■ WHAT THE TASK REQUIRES: Where a line holds the word "为脱氧核苷酸", copy that line.

┌─ DATA ENTRIES

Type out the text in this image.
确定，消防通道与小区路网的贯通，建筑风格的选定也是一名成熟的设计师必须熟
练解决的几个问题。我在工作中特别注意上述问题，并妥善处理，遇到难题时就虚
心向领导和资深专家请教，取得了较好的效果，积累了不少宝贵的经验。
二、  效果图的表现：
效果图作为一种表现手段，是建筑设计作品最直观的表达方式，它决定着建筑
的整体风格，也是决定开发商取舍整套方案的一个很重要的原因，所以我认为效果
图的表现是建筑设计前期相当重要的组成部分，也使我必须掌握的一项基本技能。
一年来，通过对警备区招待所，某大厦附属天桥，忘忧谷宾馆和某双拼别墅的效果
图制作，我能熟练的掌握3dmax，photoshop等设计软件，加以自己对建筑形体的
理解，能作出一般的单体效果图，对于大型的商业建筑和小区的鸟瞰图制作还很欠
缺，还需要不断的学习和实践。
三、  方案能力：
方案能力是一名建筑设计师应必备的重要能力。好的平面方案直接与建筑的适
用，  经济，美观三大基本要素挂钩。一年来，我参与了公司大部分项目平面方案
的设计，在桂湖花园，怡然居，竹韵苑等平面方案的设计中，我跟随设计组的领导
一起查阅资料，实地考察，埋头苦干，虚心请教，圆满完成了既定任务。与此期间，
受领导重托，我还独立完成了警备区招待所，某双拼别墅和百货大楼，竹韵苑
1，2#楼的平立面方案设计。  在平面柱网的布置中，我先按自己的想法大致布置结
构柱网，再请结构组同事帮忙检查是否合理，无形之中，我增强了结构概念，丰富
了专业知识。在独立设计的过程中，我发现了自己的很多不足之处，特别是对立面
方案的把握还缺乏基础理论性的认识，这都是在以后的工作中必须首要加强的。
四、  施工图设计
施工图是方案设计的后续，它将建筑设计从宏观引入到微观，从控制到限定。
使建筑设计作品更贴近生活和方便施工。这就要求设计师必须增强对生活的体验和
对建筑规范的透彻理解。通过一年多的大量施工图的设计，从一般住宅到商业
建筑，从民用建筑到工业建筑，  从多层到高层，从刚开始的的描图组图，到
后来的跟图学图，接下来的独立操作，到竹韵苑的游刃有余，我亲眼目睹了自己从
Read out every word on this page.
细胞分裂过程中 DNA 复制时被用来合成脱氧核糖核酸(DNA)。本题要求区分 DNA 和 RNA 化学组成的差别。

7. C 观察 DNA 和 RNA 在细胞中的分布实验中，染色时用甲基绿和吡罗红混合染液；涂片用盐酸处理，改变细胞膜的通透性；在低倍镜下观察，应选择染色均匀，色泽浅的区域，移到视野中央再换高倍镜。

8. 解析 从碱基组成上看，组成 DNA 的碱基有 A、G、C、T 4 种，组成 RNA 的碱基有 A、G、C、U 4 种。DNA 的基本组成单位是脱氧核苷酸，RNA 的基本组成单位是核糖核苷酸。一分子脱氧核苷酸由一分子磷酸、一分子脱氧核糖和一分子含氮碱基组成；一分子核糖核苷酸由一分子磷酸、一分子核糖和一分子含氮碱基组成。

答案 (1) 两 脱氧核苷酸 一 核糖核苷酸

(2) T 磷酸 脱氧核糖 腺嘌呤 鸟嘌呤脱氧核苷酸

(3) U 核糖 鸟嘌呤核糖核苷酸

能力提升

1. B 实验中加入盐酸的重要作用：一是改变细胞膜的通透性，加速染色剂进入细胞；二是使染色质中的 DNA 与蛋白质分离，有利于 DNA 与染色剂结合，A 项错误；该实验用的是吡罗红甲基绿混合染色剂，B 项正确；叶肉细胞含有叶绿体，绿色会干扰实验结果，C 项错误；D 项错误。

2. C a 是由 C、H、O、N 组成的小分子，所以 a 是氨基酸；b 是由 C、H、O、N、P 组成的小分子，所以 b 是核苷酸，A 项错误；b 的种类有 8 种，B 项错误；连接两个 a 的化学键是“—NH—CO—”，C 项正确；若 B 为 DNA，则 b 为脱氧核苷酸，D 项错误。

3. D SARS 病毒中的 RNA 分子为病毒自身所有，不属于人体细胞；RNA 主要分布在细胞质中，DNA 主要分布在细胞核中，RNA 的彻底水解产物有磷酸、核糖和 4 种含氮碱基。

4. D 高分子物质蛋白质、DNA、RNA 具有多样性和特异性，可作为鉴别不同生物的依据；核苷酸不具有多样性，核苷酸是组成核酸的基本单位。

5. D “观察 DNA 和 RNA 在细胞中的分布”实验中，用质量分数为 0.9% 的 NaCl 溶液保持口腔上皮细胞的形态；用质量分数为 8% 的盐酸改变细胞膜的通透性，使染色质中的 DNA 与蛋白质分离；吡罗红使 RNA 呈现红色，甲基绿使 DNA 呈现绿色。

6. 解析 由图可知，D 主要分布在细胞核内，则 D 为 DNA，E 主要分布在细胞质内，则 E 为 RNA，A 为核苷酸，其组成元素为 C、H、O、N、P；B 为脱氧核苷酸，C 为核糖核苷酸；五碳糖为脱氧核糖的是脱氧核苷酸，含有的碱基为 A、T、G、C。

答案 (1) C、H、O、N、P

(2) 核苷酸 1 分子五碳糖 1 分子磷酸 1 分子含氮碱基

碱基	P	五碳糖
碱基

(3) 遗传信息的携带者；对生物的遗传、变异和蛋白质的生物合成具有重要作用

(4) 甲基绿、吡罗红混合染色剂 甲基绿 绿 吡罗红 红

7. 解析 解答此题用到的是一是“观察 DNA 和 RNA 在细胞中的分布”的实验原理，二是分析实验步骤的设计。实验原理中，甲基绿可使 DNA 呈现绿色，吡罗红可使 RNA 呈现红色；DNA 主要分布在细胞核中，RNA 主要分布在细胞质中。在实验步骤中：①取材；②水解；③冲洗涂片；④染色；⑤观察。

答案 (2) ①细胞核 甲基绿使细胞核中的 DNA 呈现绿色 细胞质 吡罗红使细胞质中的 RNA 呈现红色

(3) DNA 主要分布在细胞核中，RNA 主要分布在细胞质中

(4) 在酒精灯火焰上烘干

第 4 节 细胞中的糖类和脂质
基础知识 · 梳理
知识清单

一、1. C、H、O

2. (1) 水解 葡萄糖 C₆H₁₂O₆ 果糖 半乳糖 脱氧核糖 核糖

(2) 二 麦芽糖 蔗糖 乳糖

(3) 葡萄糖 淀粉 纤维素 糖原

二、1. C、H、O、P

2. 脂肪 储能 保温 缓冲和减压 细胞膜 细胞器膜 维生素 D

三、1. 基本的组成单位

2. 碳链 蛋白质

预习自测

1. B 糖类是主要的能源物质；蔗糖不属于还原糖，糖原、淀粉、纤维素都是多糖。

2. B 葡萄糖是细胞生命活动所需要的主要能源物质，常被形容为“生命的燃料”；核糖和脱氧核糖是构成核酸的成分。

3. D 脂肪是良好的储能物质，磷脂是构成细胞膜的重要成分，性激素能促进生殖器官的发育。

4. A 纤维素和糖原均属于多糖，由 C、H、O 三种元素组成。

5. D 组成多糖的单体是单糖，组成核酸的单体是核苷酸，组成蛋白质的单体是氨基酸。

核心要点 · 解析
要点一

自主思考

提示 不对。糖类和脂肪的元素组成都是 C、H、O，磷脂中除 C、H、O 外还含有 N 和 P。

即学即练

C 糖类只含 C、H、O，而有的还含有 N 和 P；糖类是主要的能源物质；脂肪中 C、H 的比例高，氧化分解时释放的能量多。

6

└─

■ RESPONSE BELOW:
2. C a 是由 C、H、O、N 组成的小分子，所以 a 是氨基酸；b 是由 C、H、O、N、P 组成的小分子，所以 b 是核苷酸，A 项错误；b 的种类有 8 种，B 项错误；连接两个 a 的化学键是“—NH—CO—”，C 项正确；若 B 为 DNA，则 b 为脱氧核苷酸，D 项错误。
6. 解析 由图可知，D 主要分布在细胞核内，则 D 为 DNA，E 主要分布在细胞质内，则 E 为 RNA，A 为核苷酸，其组成元素为 C、H、O、N、P；B 为脱氧核苷酸，C 为核糖核苷酸；五碳糖为脱氧核糖的是脱氧核苷酸，含有的碱基为 A、T、G、C。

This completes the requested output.